- WHAT THE TASK ASKS: Wherever the word "Energy" shows up in a line, please copy that line.

- RECORDS PROVIDED:
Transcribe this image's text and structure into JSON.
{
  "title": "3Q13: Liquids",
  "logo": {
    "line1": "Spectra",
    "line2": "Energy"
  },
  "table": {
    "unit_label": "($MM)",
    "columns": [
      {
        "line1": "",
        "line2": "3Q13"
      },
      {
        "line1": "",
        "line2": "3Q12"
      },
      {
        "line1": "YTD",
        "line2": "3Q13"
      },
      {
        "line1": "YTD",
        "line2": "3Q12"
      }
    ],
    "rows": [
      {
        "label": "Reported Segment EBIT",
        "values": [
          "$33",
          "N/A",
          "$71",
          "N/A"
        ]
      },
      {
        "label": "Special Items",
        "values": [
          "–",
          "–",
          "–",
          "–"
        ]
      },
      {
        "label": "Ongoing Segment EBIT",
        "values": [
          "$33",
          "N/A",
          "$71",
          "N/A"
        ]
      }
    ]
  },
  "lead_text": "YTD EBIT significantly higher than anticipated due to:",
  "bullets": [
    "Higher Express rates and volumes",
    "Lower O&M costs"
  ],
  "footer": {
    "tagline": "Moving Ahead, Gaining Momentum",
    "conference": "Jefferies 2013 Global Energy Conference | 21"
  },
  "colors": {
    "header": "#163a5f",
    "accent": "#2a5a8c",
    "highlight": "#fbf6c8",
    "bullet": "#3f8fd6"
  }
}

- WORKED SOLUTION:
    "line2": "Energy"
    "conference": "Jefferies 2013 Global Energy Conference | 21"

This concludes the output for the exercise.